Joe Gazzano 1940-2010 RIP
I read with great sadness today of the the passing of Joe Gazzano in Matthew Fort´s eloquent obituary, Guardian 25th October. Gazzano´s up until 2004 was such an important part of my life.Unfortunately I wasn´t around to witness the opening in 2006 of the newly re-built premises and the cafe in the Guardian Museum.Hardly a day went by without me popping in on my way to work to pick up fresh cheeses, salame, prosciutto, and the only non-Italian thing in the shop Pasteis de nata, Portuguese custard tarts.On most days I would probably pay a second visit to the shop in the afternoon.
Gazzano's is something of an institution around the Farringdon Road. Four generations of the same family have worked here since arriving from Italy's Amalfi coast just after the war.

== Data extract ==
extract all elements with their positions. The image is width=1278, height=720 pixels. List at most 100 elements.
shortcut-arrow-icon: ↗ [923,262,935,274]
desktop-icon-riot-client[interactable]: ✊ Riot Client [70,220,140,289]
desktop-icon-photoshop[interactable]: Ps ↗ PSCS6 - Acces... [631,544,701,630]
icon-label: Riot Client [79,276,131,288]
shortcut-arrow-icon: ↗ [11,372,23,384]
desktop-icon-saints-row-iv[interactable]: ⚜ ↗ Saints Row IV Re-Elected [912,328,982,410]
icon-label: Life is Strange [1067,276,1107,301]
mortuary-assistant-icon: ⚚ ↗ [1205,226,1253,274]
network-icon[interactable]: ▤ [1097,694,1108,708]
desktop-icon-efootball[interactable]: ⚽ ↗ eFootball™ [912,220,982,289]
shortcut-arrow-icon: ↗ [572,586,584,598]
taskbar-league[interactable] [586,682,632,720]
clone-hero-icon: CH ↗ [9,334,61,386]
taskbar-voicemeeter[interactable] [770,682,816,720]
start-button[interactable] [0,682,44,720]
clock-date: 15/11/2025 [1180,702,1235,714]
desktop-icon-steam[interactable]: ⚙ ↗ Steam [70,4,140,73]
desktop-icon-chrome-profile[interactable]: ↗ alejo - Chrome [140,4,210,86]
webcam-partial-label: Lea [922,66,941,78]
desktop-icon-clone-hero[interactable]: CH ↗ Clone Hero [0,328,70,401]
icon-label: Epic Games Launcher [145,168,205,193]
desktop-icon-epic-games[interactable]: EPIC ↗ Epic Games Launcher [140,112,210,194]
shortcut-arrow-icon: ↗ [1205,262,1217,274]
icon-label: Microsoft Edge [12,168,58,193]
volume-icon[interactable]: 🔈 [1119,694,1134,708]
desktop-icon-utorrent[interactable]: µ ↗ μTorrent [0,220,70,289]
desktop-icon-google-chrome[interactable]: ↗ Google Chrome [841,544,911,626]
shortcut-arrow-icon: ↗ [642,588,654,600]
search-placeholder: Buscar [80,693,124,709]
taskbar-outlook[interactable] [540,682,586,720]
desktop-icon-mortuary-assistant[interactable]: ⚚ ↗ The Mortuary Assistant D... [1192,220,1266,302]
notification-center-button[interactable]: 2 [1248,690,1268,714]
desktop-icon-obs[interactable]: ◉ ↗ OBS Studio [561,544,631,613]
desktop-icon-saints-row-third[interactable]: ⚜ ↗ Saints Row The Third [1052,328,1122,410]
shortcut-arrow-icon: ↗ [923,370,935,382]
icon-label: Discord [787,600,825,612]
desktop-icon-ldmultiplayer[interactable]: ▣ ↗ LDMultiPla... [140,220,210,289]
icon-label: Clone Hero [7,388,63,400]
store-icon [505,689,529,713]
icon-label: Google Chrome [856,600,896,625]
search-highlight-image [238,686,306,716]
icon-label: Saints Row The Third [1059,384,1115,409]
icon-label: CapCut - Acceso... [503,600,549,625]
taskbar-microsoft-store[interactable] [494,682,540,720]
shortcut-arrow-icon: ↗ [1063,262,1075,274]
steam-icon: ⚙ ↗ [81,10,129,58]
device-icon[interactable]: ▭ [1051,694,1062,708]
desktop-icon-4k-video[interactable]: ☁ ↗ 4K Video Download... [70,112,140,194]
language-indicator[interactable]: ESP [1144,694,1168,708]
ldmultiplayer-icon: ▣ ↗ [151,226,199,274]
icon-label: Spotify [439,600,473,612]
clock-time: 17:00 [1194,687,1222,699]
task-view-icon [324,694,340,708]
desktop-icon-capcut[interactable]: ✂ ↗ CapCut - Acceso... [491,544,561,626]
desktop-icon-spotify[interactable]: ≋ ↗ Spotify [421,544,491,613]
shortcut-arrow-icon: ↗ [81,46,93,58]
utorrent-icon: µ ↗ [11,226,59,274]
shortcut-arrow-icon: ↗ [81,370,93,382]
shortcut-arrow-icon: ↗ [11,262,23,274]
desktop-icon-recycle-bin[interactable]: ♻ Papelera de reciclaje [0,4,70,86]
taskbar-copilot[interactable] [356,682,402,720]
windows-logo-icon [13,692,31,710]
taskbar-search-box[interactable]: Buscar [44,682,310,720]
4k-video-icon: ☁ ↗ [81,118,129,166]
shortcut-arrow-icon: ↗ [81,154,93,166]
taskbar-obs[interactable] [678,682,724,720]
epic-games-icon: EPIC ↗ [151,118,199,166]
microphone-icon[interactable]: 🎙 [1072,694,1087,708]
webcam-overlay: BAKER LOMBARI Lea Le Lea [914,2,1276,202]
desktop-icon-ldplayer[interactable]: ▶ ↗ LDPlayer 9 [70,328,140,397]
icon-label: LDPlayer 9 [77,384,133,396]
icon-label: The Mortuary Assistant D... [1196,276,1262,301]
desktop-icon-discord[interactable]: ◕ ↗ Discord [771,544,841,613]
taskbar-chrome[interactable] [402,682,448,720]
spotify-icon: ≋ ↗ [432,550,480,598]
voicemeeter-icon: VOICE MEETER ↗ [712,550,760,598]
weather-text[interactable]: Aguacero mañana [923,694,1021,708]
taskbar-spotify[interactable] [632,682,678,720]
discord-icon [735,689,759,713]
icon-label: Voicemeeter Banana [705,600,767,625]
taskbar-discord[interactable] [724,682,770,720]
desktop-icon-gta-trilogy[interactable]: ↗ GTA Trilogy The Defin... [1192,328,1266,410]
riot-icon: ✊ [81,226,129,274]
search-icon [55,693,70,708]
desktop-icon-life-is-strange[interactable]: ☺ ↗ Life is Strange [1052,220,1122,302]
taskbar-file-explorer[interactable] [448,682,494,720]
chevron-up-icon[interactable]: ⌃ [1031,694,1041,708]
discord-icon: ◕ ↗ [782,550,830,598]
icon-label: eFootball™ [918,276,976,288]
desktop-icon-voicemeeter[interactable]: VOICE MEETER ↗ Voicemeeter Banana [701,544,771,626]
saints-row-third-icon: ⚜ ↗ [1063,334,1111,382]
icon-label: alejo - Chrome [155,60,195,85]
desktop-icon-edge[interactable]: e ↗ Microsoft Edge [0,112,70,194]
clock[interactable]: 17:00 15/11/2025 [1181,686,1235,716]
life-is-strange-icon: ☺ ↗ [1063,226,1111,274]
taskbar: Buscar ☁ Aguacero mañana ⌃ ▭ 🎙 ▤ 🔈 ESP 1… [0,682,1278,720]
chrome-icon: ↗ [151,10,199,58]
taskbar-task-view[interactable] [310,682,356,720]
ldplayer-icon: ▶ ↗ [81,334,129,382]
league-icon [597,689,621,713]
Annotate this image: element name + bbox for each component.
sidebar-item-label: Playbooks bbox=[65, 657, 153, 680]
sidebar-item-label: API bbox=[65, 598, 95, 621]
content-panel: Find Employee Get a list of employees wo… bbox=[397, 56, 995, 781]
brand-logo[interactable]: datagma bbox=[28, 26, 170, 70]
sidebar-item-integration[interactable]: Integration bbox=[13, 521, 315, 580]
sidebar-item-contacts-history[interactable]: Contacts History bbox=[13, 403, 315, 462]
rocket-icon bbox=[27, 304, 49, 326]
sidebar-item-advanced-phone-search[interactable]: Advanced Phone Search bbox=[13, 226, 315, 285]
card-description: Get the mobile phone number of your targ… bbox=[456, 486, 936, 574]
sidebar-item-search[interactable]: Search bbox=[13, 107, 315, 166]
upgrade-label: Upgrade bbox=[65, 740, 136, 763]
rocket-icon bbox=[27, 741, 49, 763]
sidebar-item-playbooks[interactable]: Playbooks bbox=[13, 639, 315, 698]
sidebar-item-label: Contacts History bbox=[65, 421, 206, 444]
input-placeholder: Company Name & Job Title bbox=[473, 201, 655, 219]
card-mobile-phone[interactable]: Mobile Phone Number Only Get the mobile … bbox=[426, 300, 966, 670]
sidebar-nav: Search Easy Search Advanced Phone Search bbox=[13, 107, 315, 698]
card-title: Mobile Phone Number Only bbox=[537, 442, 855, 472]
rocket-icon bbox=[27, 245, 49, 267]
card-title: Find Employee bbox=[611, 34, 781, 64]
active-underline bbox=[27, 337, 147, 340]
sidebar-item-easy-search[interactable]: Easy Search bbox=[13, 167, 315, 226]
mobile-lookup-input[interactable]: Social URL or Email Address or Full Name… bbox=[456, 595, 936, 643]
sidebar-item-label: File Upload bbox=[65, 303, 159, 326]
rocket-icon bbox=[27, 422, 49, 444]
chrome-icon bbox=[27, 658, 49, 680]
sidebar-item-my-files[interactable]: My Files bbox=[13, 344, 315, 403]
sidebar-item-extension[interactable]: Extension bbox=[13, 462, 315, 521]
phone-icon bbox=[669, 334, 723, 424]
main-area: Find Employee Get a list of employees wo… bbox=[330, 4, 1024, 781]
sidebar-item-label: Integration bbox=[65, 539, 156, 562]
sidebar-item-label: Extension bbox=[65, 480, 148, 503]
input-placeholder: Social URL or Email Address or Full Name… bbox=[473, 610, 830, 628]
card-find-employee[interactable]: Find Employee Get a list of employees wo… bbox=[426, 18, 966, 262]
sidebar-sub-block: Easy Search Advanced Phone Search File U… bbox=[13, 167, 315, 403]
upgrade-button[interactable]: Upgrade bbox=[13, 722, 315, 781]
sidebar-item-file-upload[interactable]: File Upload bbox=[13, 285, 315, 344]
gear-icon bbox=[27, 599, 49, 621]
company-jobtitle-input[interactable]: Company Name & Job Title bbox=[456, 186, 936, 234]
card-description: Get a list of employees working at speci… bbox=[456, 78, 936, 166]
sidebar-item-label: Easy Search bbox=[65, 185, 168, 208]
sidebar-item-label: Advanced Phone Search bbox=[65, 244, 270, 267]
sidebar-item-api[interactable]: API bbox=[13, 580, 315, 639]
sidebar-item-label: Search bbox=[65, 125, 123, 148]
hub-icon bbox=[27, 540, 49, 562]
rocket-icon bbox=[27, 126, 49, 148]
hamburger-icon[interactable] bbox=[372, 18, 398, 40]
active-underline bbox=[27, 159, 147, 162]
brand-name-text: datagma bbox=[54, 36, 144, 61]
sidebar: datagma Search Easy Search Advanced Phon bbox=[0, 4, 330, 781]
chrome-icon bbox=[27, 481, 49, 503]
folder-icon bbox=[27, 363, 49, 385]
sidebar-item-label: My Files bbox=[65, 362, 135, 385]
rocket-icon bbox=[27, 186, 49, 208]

== Assigned task A ==
List every food the writer of the tribute to Joe Gazzano names as buying at the shop.
== Assigned task B ==
Set down the passage of the tribute to Joe Gazzano between "Joe Gazzano 1940-2010" and "in the afternoon.", inclusive.
The items play no part in this work.

== Written reply A ==
fresh cheeses, salame, prosciutto, Pasteis de nata (Portuguese custard tarts)

== Written reply B ==
Joe Gazzano 1940-2010 RIP
I read with great sadness today of the the passing of Joe Gazzano in Matthew Fort´s eloquent obituary, Guardian 25th October. Gazzano´s up until 2004 was such an important part of my life.Unfortunately I wasn´t around to witness the opening in 2006 of the newly re-built premises and the cafe in the Guardian Museum.Hardly a day went by without me popping in on my way to work to pick up fresh cheeses, salame, prosciutto, and the only non-Italian thing in the shop Pasteis de nata, Portuguese custard tarts.On most days I would probably pay a second visit to the shop in the afternoon.